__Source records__
==*==
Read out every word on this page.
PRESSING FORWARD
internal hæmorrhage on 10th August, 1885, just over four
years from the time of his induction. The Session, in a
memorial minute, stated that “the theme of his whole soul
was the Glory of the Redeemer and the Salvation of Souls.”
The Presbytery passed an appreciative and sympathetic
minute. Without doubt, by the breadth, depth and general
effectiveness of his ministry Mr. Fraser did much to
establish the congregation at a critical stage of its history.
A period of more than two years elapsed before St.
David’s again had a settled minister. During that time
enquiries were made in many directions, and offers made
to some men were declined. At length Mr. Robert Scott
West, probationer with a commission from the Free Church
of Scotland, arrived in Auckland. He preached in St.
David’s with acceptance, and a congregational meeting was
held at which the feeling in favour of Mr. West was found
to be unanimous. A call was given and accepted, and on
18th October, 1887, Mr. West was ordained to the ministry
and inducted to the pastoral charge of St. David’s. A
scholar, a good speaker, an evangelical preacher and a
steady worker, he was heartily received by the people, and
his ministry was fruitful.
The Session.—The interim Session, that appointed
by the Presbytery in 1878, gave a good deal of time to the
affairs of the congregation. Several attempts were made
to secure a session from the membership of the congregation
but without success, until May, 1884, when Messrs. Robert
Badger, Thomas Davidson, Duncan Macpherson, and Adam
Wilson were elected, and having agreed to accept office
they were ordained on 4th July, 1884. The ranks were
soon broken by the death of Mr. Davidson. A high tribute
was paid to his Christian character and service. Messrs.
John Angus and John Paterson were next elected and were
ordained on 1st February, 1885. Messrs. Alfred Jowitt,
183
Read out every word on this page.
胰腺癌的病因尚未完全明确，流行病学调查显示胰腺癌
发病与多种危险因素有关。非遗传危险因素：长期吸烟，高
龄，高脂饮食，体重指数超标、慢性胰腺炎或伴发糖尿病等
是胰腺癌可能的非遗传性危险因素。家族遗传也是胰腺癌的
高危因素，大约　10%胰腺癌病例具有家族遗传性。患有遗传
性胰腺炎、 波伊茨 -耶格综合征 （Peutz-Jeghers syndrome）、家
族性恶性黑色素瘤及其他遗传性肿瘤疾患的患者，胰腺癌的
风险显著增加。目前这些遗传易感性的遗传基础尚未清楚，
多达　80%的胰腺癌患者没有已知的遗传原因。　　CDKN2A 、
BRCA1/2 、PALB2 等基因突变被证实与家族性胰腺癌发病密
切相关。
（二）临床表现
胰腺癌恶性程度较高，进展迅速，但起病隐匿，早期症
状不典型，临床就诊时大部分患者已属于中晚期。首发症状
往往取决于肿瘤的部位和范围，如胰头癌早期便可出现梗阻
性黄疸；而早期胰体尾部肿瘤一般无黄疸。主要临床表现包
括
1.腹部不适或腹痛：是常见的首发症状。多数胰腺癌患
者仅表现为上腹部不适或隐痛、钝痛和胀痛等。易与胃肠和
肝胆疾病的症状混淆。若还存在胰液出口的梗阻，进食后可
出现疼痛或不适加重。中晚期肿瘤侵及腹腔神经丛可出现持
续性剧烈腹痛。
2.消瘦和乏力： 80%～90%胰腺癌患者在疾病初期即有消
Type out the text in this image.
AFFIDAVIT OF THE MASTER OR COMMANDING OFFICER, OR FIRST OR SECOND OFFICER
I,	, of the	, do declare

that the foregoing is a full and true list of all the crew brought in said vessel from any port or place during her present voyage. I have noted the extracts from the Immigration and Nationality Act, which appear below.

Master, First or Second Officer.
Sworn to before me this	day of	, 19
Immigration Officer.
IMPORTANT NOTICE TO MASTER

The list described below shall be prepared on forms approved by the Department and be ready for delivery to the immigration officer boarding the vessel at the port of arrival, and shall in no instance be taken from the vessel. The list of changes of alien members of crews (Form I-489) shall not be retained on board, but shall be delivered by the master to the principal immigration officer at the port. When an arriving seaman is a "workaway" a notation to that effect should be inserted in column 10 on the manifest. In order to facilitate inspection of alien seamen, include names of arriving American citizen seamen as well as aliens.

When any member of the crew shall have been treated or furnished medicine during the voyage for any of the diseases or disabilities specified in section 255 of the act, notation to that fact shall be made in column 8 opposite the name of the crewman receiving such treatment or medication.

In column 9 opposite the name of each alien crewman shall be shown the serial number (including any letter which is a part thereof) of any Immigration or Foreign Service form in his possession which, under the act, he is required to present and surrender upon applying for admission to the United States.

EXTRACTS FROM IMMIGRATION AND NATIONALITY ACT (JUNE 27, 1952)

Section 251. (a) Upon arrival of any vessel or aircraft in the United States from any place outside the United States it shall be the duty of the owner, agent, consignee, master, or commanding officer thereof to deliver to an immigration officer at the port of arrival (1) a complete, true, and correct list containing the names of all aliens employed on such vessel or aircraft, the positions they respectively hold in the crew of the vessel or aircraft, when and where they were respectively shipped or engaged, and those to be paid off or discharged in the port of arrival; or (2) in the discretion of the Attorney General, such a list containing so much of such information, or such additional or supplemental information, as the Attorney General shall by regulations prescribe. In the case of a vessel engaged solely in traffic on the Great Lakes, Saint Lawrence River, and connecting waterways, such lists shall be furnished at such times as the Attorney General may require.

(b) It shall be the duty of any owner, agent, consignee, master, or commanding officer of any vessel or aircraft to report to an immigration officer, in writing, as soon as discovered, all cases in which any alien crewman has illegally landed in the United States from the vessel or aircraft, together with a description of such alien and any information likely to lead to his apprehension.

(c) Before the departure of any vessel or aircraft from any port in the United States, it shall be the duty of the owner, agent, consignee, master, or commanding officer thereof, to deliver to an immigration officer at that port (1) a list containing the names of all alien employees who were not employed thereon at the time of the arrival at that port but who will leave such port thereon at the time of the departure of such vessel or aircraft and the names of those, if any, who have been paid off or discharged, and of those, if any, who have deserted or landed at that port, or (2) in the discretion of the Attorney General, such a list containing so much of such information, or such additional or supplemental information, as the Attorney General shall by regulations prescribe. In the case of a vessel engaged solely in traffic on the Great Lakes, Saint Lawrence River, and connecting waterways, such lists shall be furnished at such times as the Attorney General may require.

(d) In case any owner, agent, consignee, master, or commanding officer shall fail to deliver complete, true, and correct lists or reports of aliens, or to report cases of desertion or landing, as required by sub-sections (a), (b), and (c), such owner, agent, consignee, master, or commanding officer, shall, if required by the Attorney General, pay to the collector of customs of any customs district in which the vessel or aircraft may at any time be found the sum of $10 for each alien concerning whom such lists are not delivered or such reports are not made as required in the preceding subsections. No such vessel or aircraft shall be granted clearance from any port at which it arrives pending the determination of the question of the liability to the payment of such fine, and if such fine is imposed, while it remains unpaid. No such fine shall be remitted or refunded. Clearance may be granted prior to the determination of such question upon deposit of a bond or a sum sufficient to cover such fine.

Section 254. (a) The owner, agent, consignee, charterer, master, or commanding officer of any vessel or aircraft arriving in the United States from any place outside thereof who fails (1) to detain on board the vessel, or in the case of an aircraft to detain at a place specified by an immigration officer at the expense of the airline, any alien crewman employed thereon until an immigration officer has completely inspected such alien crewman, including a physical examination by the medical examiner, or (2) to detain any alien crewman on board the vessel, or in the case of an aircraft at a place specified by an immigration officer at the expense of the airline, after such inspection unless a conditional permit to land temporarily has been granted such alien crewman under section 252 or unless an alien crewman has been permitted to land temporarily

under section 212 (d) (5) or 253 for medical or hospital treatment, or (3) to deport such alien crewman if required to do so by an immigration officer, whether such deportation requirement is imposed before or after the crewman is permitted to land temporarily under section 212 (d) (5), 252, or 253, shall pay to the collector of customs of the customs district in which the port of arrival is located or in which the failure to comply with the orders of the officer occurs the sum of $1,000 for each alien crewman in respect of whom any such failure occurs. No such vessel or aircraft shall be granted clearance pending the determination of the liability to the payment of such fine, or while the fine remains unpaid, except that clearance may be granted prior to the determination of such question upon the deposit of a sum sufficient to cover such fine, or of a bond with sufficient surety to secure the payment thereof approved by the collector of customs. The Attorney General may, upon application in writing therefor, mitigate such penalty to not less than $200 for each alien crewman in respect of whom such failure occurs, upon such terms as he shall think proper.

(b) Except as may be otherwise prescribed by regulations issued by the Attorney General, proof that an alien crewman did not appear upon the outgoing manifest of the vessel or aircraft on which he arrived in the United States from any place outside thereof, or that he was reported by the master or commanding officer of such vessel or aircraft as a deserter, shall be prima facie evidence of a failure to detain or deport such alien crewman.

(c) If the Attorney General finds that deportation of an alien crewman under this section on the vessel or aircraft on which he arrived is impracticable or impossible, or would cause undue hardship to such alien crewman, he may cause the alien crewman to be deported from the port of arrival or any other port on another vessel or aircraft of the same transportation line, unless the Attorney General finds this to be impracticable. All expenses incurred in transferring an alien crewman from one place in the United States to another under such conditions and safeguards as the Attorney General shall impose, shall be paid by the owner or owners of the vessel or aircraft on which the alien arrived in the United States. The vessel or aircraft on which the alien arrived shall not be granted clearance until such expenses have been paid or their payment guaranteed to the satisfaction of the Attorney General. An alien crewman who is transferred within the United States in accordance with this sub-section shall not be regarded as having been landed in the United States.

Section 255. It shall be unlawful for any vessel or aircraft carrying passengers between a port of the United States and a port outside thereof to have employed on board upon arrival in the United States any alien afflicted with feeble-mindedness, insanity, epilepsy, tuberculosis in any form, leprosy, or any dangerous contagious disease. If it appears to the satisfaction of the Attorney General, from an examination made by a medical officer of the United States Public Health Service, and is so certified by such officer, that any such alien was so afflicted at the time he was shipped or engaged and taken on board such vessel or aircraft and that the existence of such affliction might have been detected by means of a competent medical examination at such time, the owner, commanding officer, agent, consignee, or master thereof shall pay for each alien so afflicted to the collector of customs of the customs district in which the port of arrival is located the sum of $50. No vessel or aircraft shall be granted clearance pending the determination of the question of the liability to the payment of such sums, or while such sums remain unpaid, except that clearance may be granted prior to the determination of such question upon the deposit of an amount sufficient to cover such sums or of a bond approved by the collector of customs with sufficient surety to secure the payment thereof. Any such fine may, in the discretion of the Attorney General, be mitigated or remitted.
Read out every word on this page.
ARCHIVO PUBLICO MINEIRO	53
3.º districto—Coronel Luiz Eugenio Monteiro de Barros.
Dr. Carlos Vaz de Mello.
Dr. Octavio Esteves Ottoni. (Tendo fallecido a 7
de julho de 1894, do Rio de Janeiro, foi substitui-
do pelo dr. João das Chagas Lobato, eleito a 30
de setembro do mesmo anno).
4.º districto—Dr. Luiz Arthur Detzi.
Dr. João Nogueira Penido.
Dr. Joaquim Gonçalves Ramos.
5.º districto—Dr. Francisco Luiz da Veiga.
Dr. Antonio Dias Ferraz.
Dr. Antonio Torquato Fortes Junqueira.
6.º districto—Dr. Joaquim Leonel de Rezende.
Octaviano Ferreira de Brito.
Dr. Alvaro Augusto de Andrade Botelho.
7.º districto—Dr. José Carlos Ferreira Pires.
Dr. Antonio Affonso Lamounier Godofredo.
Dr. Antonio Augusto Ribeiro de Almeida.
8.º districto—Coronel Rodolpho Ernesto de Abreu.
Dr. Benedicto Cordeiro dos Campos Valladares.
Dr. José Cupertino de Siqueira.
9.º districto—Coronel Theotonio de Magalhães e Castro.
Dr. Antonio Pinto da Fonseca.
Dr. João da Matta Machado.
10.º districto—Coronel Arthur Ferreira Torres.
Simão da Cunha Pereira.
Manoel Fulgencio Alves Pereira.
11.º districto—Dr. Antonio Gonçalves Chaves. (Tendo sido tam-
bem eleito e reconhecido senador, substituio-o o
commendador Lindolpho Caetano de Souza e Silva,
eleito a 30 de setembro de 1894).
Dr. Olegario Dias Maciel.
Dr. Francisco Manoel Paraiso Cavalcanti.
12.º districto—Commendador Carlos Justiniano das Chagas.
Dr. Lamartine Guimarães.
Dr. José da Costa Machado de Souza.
==*==
__TASK GOAL__
Write out every line of the listing that holds the word "below".

__CORRECT RESULT__
that the foregoing is a full and true list of all the crew brought in said vessel from any port or place during her present voyage. I have noted the extracts from the Immigration and Nationality Act, which appear below.
The list described below shall be prepared on forms approved by the Department and be ready for delivery to the immigration officer boarding the vessel at the port of arrival, and shall in no instance be taken from the vessel. The list of changes of alien members of crews (Form I-489) shall not be retained on board, but shall be delivered by the master to the principal immigration officer at the port. When an arriving seaman is a "workaway" a notation to that effect should be inserted in column 10 on the manifest. In order to facilitate inspection of alien seamen, include names of arriving American citizen seamen as well as aliens.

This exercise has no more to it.